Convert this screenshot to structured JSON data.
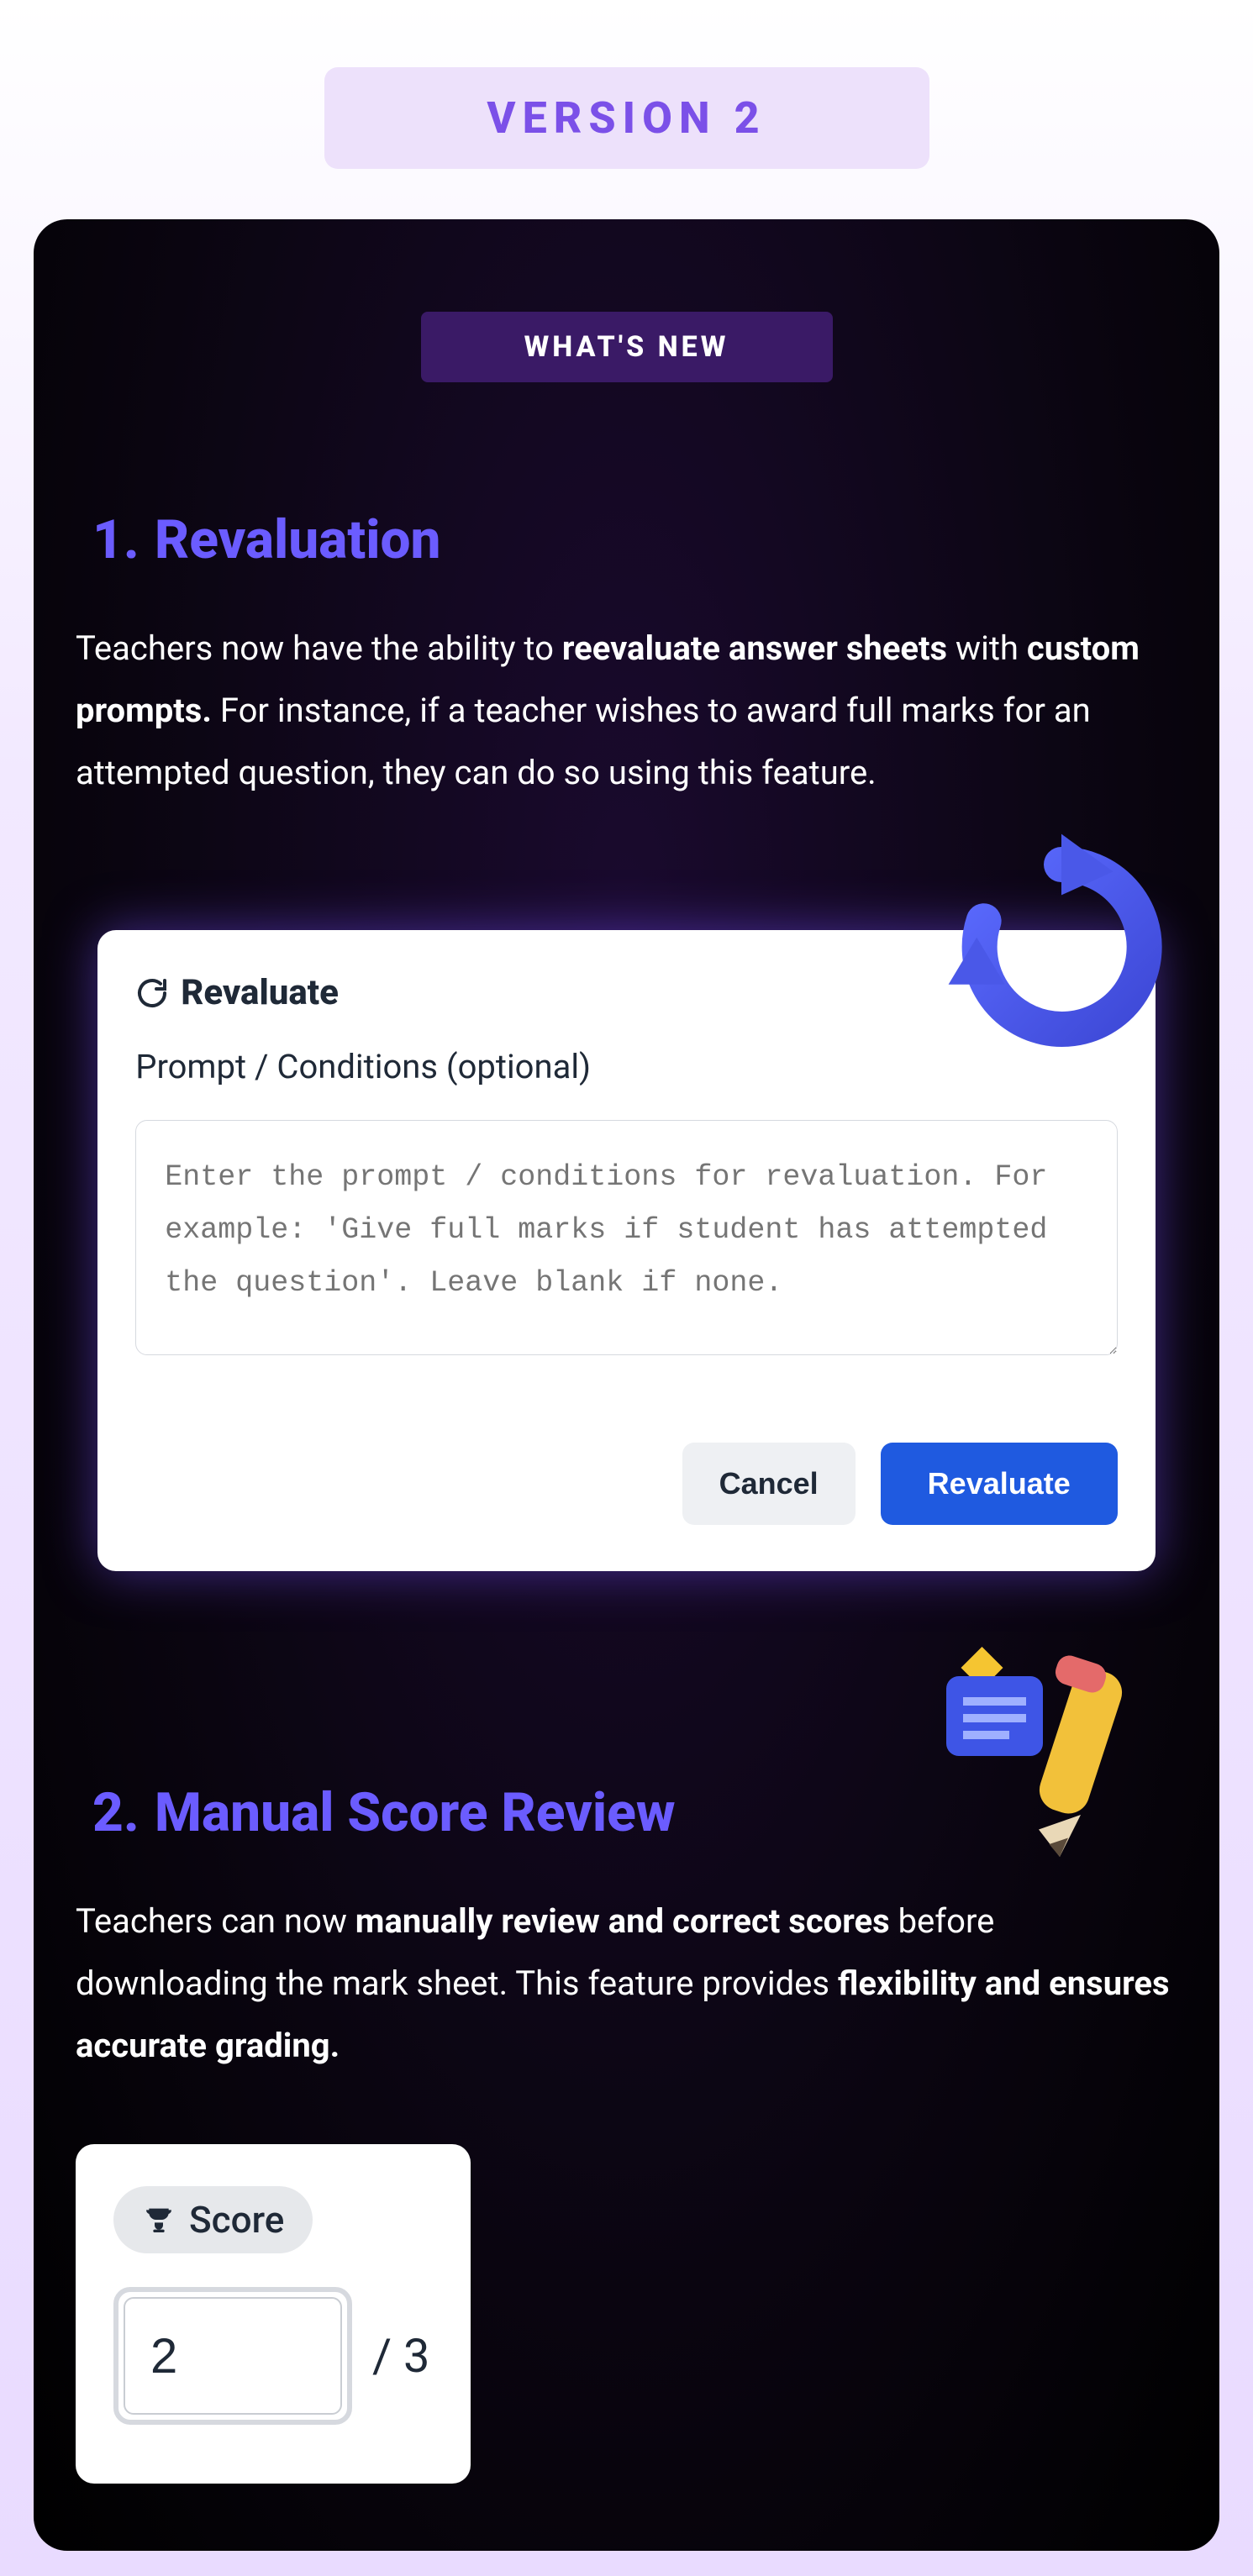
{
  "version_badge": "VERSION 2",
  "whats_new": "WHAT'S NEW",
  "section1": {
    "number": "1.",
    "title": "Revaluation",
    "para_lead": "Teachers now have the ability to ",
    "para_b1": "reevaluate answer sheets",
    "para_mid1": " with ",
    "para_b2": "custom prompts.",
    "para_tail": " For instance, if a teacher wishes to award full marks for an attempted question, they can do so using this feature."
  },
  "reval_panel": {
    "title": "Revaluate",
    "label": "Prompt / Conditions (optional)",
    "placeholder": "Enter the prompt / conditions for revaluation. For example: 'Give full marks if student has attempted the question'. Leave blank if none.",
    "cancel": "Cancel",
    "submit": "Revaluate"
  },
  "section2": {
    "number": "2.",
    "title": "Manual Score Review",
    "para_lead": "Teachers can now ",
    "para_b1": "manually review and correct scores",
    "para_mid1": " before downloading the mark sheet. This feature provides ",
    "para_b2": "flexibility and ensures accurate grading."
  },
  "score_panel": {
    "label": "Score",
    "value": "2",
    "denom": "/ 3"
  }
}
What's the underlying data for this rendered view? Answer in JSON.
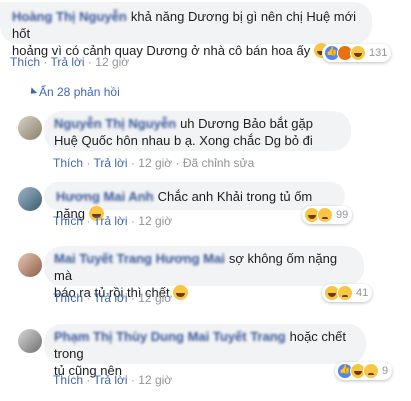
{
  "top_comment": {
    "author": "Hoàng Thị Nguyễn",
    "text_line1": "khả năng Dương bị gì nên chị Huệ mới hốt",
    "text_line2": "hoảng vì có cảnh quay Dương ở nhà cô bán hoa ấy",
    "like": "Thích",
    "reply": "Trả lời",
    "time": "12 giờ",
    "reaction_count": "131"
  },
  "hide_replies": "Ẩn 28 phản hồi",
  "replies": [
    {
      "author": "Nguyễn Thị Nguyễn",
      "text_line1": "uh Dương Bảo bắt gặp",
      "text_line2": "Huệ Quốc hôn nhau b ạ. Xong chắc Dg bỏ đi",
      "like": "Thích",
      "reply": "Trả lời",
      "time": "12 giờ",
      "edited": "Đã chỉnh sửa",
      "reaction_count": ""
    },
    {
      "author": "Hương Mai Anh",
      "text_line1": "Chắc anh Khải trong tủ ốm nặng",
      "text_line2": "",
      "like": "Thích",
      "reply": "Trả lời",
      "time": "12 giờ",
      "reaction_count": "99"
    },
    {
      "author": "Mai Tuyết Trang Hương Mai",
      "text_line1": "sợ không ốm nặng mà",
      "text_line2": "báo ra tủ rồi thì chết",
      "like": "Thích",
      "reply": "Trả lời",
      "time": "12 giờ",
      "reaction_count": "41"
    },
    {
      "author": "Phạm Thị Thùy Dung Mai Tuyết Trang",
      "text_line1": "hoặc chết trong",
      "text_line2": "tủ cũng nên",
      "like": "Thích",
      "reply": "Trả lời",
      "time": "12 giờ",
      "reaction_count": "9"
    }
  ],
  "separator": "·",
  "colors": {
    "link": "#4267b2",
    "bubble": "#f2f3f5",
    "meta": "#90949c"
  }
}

============================================================

**EXERCISE PROMPT:**
Each entry should be repeated exactly as it appears; the pictures stay out.

**EXERCISE RESPONSE:**
Convert this screenshot to structured JSON data.
{
  "version_badge": "VERSION 2",
  "whats_new": "WHAT'S NEW",
  "section1": {
    "number": "1.",
    "title": "Revaluation",
    "para_lead": "Teachers now have the ability to ",
    "para_b1": "reevaluate answer sheets",
    "para_mid1": " with ",
    "para_b2": "custom prompts.",
    "para_tail": " For instance, if a teacher wishes to award full marks for an attempted question, they can do so using this feature."
  },
  "reval_panel": {
    "title": "Revaluate",
    "label": "Prompt / Conditions (optional)",
    "placeholder": "Enter the prompt / conditions for revaluation. For example: 'Give full marks if student has attempted the question'. Leave blank if none.",
    "cancel": "Cancel",
    "submit": "Revaluate"
  },
  "section2": {
    "number": "2.",
    "title": "Manual Score Review",
    "para_lead": "Teachers can now ",
    "para_b1": "manually review and correct scores",
    "para_mid1": " before downloading the mark sheet. This feature provides ",
    "para_b2": "flexibility and ensures accurate grading."
  },
  "score_panel": {
    "label": "Score",
    "value": "2",
    "denom": "/ 3"
  }
}
What's the underlying data for this rendered view? Answer in JSON.
{
  "top_comment": {
    "author": "Hoàng Thị Nguyễn",
    "text_line1": "khả năng Dương bị gì nên chị Huệ mới hốt",
    "text_line2": "hoảng vì có cảnh quay Dương ở nhà cô bán hoa ấy",
    "like": "Thích",
    "reply": "Trả lời",
    "time": "12 giờ",
    "reaction_count": "131"
  },
  "hide_replies": "Ẩn 28 phản hồi",
  "replies": [
    {
      "author": "Nguyễn Thị Nguyễn",
      "text_line1": "uh Dương Bảo bắt gặp",
      "text_line2": "Huệ Quốc hôn nhau b ạ. Xong chắc Dg bỏ đi",
      "like": "Thích",
      "reply": "Trả lời",
      "time": "12 giờ",
      "edited": "Đã chỉnh sửa",
      "reaction_count": ""
    },
    {
      "author": "Hương Mai Anh",
      "text_line1": "Chắc anh Khải trong tủ ốm nặng",
      "text_line2": "",
      "like": "Thích",
      "reply": "Trả lời",
      "time": "12 giờ",
      "reaction_count": "99"
    },
    {
      "author": "Mai Tuyết Trang Hương Mai",
      "text_line1": "sợ không ốm nặng mà",
      "text_line2": "báo ra tủ rồi thì chết",
      "like": "Thích",
      "reply": "Trả lời",
      "time": "12 giờ",
      "reaction_count": "41"
    },
    {
      "author": "Phạm Thị Thùy Dung Mai Tuyết Trang",
      "text_line1": "hoặc chết trong",
      "text_line2": "tủ cũng nên",
      "like": "Thích",
      "reply": "Trả lời",
      "time": "12 giờ",
      "reaction_count": "9"
    }
  ],
  "separator": "·",
  "colors": {
    "link": "#4267b2",
    "bubble": "#f2f3f5",
    "meta": "#90949c"
  }
}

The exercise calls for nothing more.